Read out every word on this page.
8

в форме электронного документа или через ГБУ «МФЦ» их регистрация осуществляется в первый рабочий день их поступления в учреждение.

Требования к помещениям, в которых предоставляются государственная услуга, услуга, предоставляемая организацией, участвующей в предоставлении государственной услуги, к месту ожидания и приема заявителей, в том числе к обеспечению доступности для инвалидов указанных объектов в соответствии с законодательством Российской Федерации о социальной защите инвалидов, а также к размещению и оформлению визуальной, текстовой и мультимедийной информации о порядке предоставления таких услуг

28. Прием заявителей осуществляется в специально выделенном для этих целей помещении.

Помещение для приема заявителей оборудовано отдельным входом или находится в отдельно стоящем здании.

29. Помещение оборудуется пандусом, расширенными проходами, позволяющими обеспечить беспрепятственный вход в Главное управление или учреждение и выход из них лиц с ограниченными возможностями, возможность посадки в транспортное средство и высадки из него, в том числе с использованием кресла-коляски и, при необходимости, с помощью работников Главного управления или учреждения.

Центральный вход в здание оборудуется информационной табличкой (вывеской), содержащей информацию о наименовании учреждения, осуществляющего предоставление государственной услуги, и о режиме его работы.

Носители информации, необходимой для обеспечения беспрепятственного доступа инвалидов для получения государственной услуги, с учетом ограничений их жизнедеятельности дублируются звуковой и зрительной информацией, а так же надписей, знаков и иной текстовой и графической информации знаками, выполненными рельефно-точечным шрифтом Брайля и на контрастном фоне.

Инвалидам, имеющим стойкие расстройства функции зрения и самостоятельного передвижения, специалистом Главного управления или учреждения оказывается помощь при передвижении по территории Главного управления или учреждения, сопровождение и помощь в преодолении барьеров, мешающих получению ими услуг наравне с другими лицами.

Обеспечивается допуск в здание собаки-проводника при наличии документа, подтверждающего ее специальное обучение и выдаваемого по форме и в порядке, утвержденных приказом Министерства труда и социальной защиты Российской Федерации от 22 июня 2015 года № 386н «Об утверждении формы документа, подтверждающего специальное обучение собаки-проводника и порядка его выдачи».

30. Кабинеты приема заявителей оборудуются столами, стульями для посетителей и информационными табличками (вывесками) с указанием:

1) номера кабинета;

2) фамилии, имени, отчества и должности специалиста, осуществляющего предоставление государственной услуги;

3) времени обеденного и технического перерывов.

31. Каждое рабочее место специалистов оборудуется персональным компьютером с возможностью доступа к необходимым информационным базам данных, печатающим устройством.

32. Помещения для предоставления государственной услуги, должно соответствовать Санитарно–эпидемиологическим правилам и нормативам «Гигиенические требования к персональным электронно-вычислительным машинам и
══════════
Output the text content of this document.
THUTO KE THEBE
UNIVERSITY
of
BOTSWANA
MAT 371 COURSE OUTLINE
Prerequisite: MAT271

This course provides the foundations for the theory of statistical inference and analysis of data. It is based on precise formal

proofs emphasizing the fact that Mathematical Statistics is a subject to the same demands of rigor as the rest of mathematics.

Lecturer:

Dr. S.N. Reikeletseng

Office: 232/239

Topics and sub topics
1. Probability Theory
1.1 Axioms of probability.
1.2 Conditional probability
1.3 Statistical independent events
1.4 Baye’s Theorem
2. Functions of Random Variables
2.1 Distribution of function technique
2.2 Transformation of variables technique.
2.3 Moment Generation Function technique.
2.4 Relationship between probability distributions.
══════════
# [Aim]
Scan the lines for the string "социальной". Pick out every line that has it.

# [Problem solution]
Требования к помещениям, в которых предоставляются государственная услуга, услуга, предоставляемая организацией, участвующей в предоставлении государственной услуги, к месту ожидания и приема заявителей, в том числе к обеспечению доступности для инвалидов указанных объектов в соответствии с законодательством Российской Федерации о социальной защите инвалидов, а также к размещению и оформлению визуальной, текстовой и мультимедийной информации о порядке предоставления таких услуг
Обеспечивается допуск в здание собаки-проводника при наличии документа, подтверждающего ее специальное обучение и выдаваемого по форме и в порядке, утвержденных приказом Министерства труда и социальной защиты Российской Федерации от 22 июня 2015 года № 386н «Об утверждении формы документа, подтверждающего специальное обучение собаки-проводника и порядка его выдачи».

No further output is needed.